* begin DATA SHOWN *
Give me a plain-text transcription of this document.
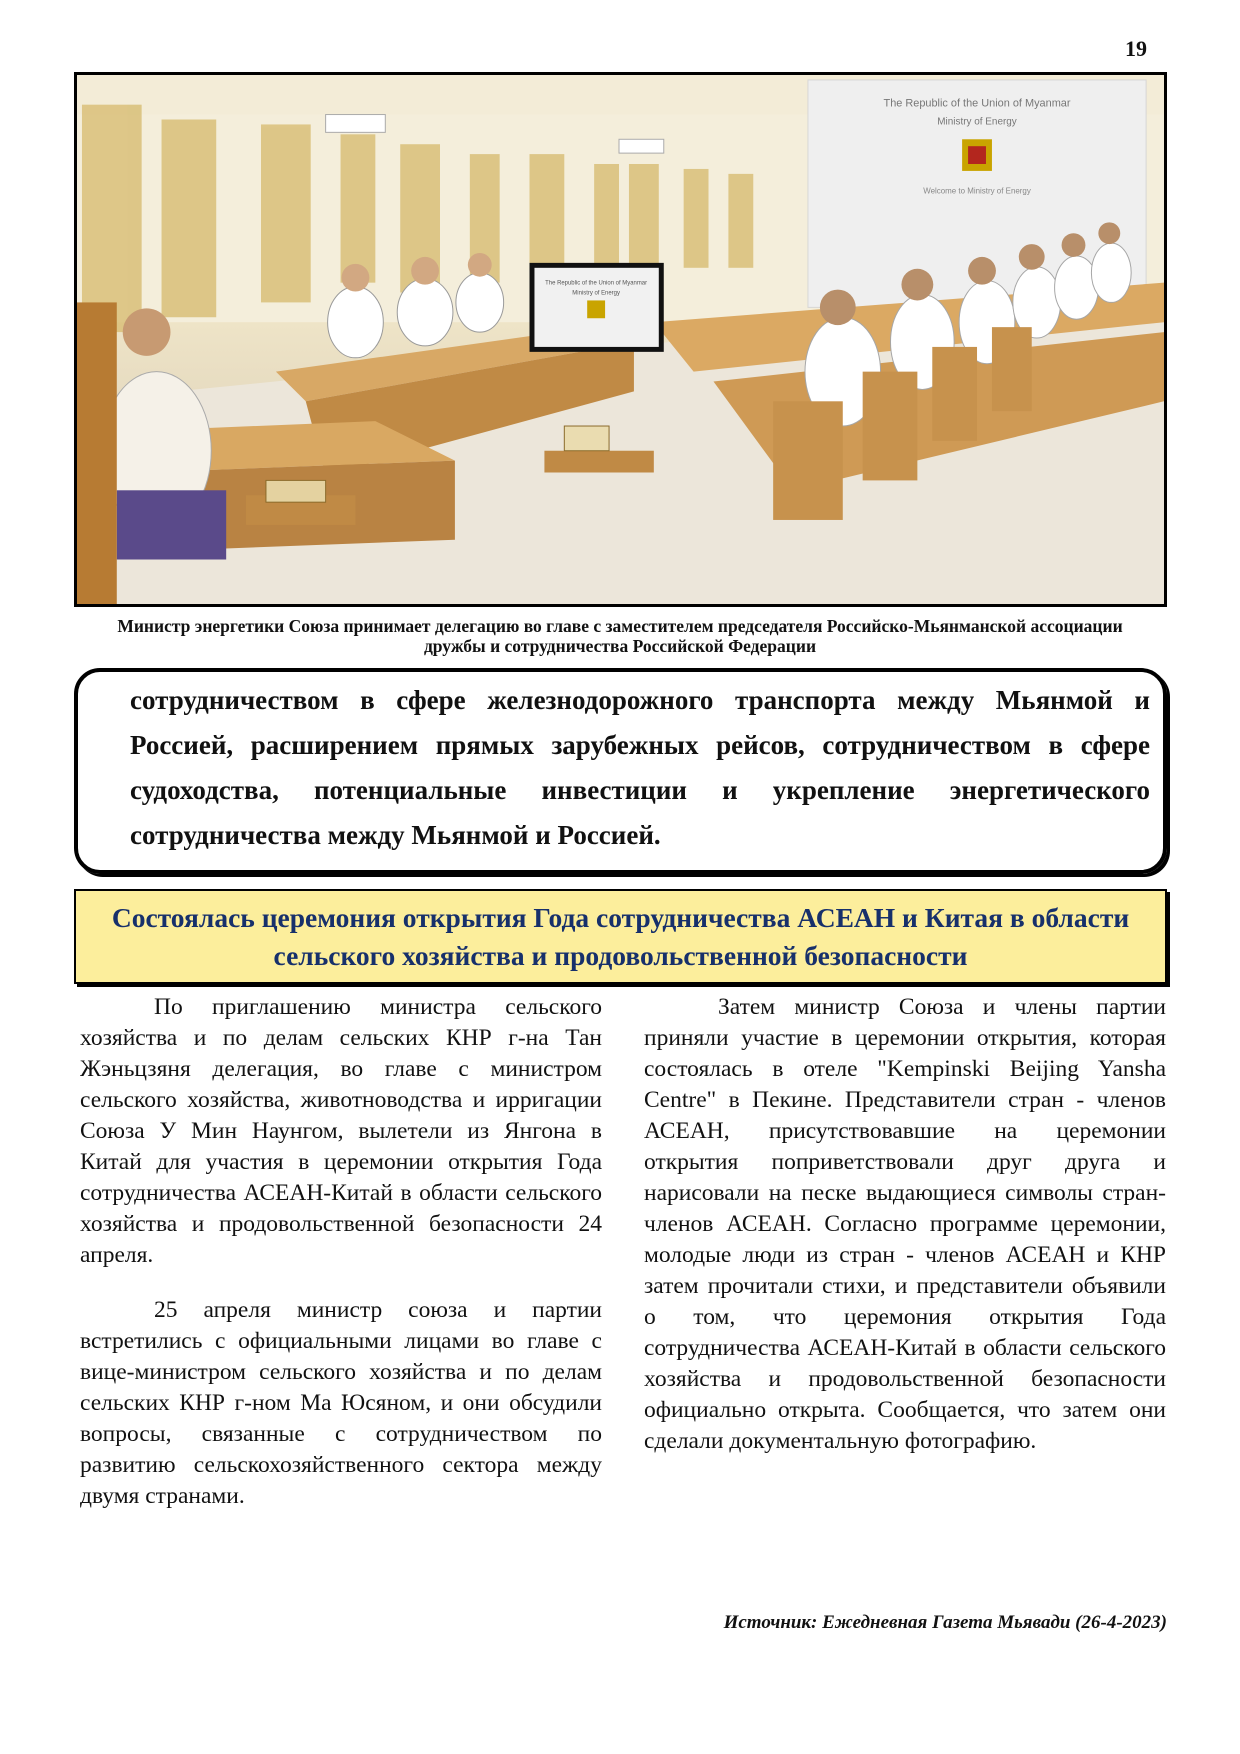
19
The Republic of the Union of Myanmar
Ministry of Energy
Welcome to Ministry of Energy
The Republic of the Union of Myanmar
Ministry of Energy
Министр энергетики Союза принимает делегацию во главе с заместителем председателя Российско-Мьянманской ассоциации дружбы и сотрудничества Российской Федерации
сотрудничеством в сфере железнодорожного транспорта между Мьянмой и Россией, расширением прямых зарубежных рейсов, сотрудничеством в сфере судоходства, потенциальные инвестиции и укрепление энергетического сотрудничества между Мьянмой и Россией.
Состоялась церемония открытия Года сотрудничества АСЕАН и Китая в области сельского хозяйства и продовольственной безопасности

По приглашению министра сельского хозяйства и по делам сельских КНР г-на Тан Жэньцзяня делегация, во главе с министром сельского хозяйства, животноводства и ирригации Союза У Мин Наунгом, вылетели из Янгона в Китай для участия в церемонии открытия Года сотрудничества АСЕАН-Китай в области сельского хозяйства и продовольственной безопасности 24 апреля.

25 апреля министр союза и партии встретились с официальными лицами во главе с вице-министром сельского хозяйства и по делам сельских КНР г-ном Ма Юсяном, и они обсудили вопросы, связанные с сотрудничеством по развитию сельскохозяйственного сектора между двумя странами.

Затем министр Союза и члены партии приняли участие в церемонии открытия, которая состоялась в отеле "Kempinski Beijing Yansha Centre" в Пекине. Представители стран - членов АСЕАН, присутствовавшие на церемонии открытия поприветствовали друг друга и нарисовали на песке выдающиеся символы стран-членов АСЕАН. Согласно программе церемонии, молодые люди из стран - членов АСЕАН и КНР затем прочитали стихи, и представители объявили о том, что церемония открытия Года сотрудничества АСЕАН-Китай в области сельского хозяйства и продовольственной безопасности официально открыта. Сообщается, что затем они сделали документальную фотографию.

Источник: Ежедневная Газета Мьявади (26-4-2023)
* end DATA SHOWN *
**EXERCISE BRIEF:** Filter the records above and return every line that holds the word "Китай".

**RESPONSE BELOW:**
По приглашению министра сельского хозяйства и по делам сельских КНР г-на Тан Жэньцзяня делегация, во главе с министром сельского хозяйства, животноводства и ирригации Союза У Мин Наунгом, вылетели из Янгона в Китай для участия в церемонии открытия Года сотрудничества АСЕАН-Китай в области сельского хозяйства и продовольственной безопасности 24 апреля.
Затем министр Союза и члены партии приняли участие в церемонии открытия, которая состоялась в отеле "Kempinski Beijing Yansha Centre" в Пекине. Представители стран - членов АСЕАН, присутствовавшие на церемонии открытия поприветствовали друг друга и нарисовали на песке выдающиеся символы стран-членов АСЕАН. Согласно программе церемонии, молодые люди из стран - членов АСЕАН и КНР затем прочитали стихи, и представители объявили о том, что церемония открытия Года сотрудничества АСЕАН-Китай в области сельского хозяйства и продовольственной безопасности официально открыта. Сообщается, что затем они сделали документальную фотографию.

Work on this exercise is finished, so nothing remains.